• _RECORDS TO PROCESS_:
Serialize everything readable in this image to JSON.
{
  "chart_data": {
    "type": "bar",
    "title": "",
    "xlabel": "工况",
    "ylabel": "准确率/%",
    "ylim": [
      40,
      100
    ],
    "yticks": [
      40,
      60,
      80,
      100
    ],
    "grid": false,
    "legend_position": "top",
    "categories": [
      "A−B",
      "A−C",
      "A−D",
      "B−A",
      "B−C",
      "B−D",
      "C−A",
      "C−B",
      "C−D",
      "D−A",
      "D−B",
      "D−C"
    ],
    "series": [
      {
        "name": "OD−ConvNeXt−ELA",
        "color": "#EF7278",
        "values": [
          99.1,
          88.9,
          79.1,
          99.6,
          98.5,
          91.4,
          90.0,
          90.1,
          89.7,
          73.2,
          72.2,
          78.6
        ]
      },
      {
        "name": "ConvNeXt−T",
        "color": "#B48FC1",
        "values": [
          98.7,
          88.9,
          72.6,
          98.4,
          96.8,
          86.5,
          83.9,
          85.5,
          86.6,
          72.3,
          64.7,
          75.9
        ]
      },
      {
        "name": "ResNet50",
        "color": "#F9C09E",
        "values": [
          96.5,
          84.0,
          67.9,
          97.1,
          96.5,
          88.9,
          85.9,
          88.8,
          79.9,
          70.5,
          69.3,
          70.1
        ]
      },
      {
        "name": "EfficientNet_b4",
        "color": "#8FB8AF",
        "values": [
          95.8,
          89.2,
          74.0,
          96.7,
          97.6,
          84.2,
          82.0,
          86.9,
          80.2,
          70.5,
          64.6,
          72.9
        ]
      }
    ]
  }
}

• _DIRECTIONS FOR THIS TASK_:
Search the data for the string "ConvNeXt" and copy each line where it appears.

• _THE RESPONSE_:
        "name": "OD−ConvNeXt−ELA",
        "name": "ConvNeXt−T",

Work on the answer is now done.